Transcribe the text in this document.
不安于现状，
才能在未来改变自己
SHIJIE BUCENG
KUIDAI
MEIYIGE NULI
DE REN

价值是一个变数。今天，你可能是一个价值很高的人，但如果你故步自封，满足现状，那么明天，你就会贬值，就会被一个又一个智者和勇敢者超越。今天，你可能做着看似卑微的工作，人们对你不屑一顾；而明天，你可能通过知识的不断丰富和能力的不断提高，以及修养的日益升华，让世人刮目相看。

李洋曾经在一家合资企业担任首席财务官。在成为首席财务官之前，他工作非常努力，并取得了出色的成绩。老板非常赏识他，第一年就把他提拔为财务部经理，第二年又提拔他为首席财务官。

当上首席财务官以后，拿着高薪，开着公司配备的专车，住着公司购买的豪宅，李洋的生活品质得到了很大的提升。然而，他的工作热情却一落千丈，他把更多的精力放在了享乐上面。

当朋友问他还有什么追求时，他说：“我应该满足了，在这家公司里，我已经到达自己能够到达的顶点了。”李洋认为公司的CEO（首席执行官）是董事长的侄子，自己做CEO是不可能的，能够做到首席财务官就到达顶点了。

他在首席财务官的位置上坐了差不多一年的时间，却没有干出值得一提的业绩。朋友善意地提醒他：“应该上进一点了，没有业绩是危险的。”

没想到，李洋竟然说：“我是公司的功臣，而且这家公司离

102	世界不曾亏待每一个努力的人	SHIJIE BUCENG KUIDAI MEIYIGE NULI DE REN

• **What the exercise asks**:
Every entry should be output exactly as written, please.

• **Answer to this problem**:
Transcribe the text in this document.
不安于现状，
才能在未来改变自己
SHIJIE BUCENG
KUIDAI
MEIYIGE NULI
DE REN

价值是一个变数。今天，你可能是一个价值很高的人，但如果你故步自封，满足现状，那么明天，你就会贬值，就会被一个又一个智者和勇敢者超越。今天，你可能做着看似卑微的工作，人们对你不屑一顾；而明天，你可能通过知识的不断丰富和能力的不断提高，以及修养的日益升华，让世人刮目相看。

李洋曾经在一家合资企业担任首席财务官。在成为首席财务官之前，他工作非常努力，并取得了出色的成绩。老板非常赏识他，第一年就把他提拔为财务部经理，第二年又提拔他为首席财务官。

当上首席财务官以后，拿着高薪，开着公司配备的专车，住着公司购买的豪宅，李洋的生活品质得到了很大的提升。然而，他的工作热情却一落千丈，他把更多的精力放在了享乐上面。

当朋友问他还有什么追求时，他说：“我应该满足了，在这家公司里，我已经到达自己能够到达的顶点了。”李洋认为公司的CEO（首席执行官）是董事长的侄子，自己做CEO是不可能的，能够做到首席财务官就到达顶点了。

他在首席财务官的位置上坐了差不多一年的时间，却没有干出值得一提的业绩。朋友善意地提醒他：“应该上进一点了，没有业绩是危险的。”

没想到，李洋竟然说：“我是公司的功臣，而且这家公司离

102	世界不曾亏待每一个努力的人	SHIJIE BUCENG KUIDAI MEIYIGE NULI DE REN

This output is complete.